(Stored data)
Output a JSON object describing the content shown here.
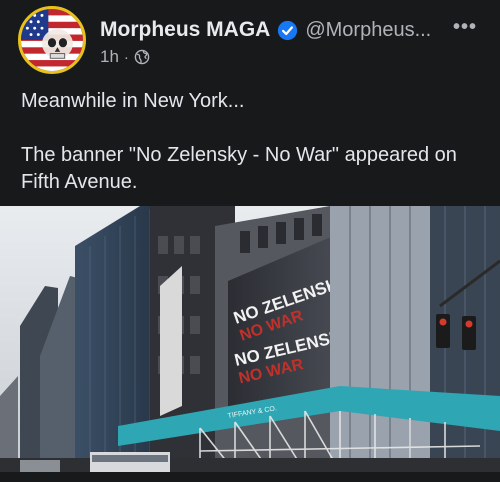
{
  "author": {
    "name": "Morpheus MAGA",
    "handle": "@Morpheus...",
    "verified": true,
    "avatar_icon": "us-flag-skull-avatar-icon"
  },
  "meta": {
    "time": "1h",
    "separator": "·",
    "audience_icon": "globe-icon"
  },
  "menu": {
    "more_label": "•••"
  },
  "post_text": {
    "line1": "Meanwhile in New York...",
    "line2": "The banner \"No Zelensky - No War\" appeared on Fifth Avenue."
  },
  "photo": {
    "banner_line_top": "NO ZELENSKY",
    "banner_line_bottom": "NO WAR",
    "store_sign": "TIFFANY & CO.",
    "colors": {
      "banner_red": "#c0312b",
      "storefront_teal": "#2fa6b3"
    }
  },
  "colors": {
    "background": "#18191b",
    "accent_verified": "#1877f2",
    "avatar_ring": "#e8c21a"
  }
}
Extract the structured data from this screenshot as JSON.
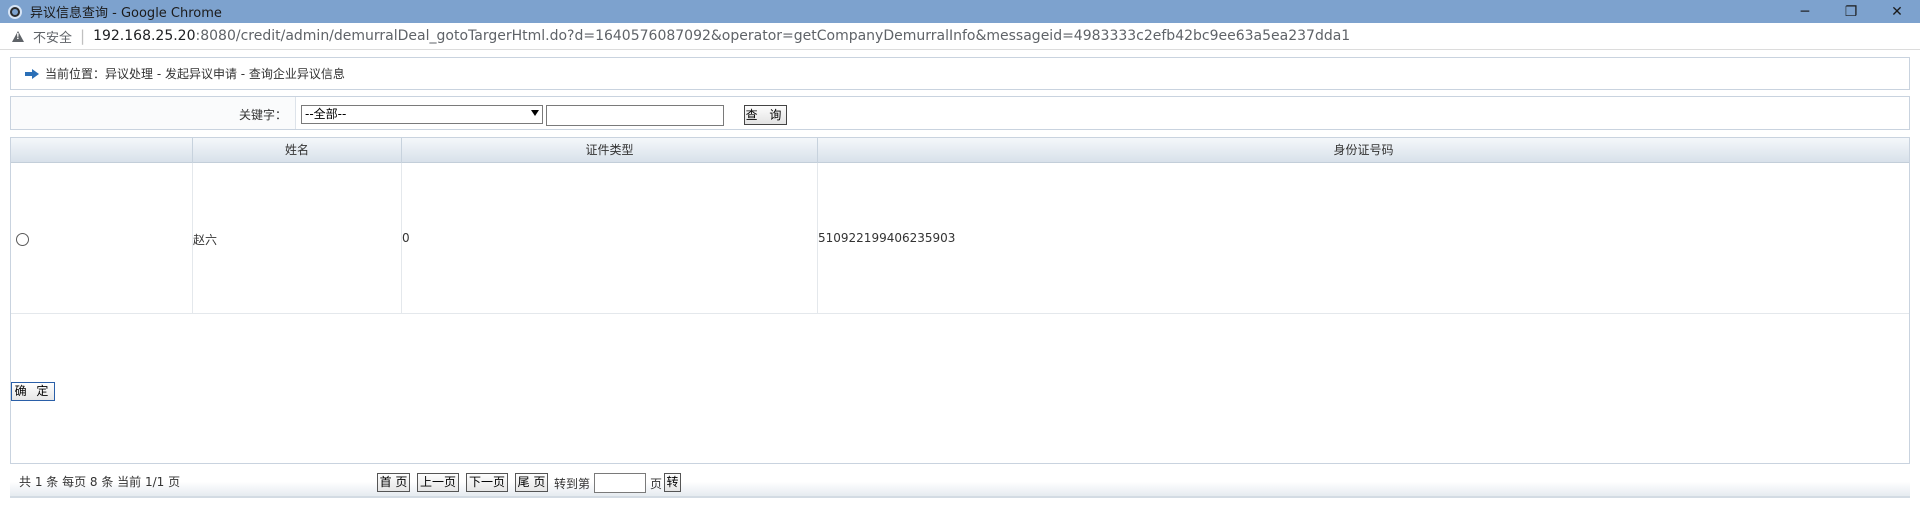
{
  "window": {
    "title": "异议信息查询 - Google Chrome",
    "minimize": "─",
    "restore": "❐",
    "close": "✕"
  },
  "address_bar": {
    "security_label": "不安全",
    "url_host": "192.168.25.20",
    "url_rest": ":8080/credit/admin/demurralDeal_gotoTargerHtml.do?d=1640576087092&operator=getCompanyDemurralInfo&messageid=4983333c2efb42bc9ee63a5ea237dda1"
  },
  "breadcrumb": {
    "text": "当前位置：异议处理 - 发起异议申请 - 查询企业异议信息"
  },
  "search": {
    "label": "关键字：",
    "select_value": "--全部--",
    "input_value": "",
    "button_label": "查 询"
  },
  "table": {
    "headers": [
      "",
      "姓名",
      "证件类型",
      "身份证号码"
    ],
    "rows": [
      {
        "name": "赵六",
        "id_type": "0",
        "id_number": "510922199406235903"
      }
    ]
  },
  "confirm_button": "确 定",
  "pagination": {
    "info": "共 1 条  每页 8  条 当前 1/1 页",
    "first": "首 页",
    "prev": "上一页",
    "next": "下一页",
    "last": "尾 页",
    "goto_label": "转到第",
    "page_unit": "页",
    "go": "转",
    "page_input": ""
  }
}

**What needs to be done:** From the data above, copy each line where the string "JSON" appears.

**Reply:**
Output a JSON object describing the content shown here.
Extract the structured data from this screenshot as JSON.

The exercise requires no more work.